- Direction -
Write out again only the lines running from the one that contains "Serialize everything readable" to the end of the records below, including both the first and the last.
┌─ Material
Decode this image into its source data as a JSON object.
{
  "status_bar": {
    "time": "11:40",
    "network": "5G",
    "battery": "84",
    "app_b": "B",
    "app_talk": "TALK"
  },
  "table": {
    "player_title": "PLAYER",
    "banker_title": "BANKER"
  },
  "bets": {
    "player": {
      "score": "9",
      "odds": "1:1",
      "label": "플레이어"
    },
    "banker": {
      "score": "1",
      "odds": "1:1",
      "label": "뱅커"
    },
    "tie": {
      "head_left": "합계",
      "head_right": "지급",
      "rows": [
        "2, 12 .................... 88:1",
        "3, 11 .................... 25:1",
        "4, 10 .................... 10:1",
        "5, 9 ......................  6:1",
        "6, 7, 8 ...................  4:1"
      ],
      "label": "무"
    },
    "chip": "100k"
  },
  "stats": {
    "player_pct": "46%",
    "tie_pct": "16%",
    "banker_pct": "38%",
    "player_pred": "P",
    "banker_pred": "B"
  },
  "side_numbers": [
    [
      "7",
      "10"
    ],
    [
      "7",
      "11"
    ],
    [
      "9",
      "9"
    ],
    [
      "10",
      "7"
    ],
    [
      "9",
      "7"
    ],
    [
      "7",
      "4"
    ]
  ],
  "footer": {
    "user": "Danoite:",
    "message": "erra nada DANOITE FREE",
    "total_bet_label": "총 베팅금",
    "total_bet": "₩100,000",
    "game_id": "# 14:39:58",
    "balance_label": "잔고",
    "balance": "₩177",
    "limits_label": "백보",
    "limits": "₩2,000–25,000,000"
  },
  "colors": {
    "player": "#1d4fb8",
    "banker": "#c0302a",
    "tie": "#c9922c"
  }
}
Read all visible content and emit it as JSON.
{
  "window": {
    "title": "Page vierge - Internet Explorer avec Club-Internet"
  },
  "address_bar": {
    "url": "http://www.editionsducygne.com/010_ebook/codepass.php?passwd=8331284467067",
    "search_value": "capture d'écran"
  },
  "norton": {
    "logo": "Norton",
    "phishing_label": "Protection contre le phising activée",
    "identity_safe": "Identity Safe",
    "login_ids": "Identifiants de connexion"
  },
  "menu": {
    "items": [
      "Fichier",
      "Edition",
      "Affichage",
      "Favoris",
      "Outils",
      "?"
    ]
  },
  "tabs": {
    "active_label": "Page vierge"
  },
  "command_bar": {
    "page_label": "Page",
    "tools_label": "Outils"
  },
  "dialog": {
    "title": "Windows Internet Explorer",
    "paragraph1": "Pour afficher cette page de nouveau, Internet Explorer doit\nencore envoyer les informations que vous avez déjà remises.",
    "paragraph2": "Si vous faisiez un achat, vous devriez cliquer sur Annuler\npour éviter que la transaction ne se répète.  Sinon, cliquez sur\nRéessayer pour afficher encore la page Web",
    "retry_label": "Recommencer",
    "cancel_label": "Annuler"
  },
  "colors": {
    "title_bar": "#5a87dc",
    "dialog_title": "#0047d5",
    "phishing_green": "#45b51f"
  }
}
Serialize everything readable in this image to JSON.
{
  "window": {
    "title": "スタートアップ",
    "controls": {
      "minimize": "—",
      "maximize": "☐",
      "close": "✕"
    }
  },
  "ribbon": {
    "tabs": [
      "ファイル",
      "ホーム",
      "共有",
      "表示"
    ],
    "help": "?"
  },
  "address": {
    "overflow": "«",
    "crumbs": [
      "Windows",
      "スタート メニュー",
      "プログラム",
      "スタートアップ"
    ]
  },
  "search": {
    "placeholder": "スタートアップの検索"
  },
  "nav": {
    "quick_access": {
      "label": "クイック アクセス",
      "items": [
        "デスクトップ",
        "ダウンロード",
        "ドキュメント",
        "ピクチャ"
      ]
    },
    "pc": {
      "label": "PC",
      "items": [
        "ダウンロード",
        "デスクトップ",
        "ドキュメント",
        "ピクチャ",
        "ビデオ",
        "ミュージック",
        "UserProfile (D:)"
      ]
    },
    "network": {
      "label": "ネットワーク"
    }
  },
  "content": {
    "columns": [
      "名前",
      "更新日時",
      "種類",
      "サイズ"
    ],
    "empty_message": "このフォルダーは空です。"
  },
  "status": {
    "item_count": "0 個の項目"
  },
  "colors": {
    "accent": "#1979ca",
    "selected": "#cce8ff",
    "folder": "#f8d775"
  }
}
└─
- Answer in full -
Serialize everything readable in this image to JSON.
{
  "window": {
    "title": "スタートアップ",
    "controls": {
      "minimize": "—",
      "maximize": "☐",
      "close": "✕"
    }
  },
  "ribbon": {
    "tabs": [
      "ファイル",
      "ホーム",
      "共有",
      "表示"
    ],
    "help": "?"
  },
  "address": {
    "overflow": "«",
    "crumbs": [
      "Windows",
      "スタート メニュー",
      "プログラム",
      "スタートアップ"
    ]
  },
  "search": {
    "placeholder": "スタートアップの検索"
  },
  "nav": {
    "quick_access": {
      "label": "クイック アクセス",
      "items": [
        "デスクトップ",
        "ダウンロード",
        "ドキュメント",
        "ピクチャ"
      ]
    },
    "pc": {
      "label": "PC",
      "items": [
        "ダウンロード",
        "デスクトップ",
        "ドキュメント",
        "ピクチャ",
        "ビデオ",
        "ミュージック",
        "UserProfile (D:)"
      ]
    },
    "network": {
      "label": "ネットワーク"
    }
  },
  "content": {
    "columns": [
      "名前",
      "更新日時",
      "種類",
      "サイズ"
    ],
    "empty_message": "このフォルダーは空です。"
  },
  "status": {
    "item_count": "0 個の項目"
  },
  "colors": {
    "accent": "#1979ca",
    "selected": "#cce8ff",
    "folder": "#f8d775"
  }
}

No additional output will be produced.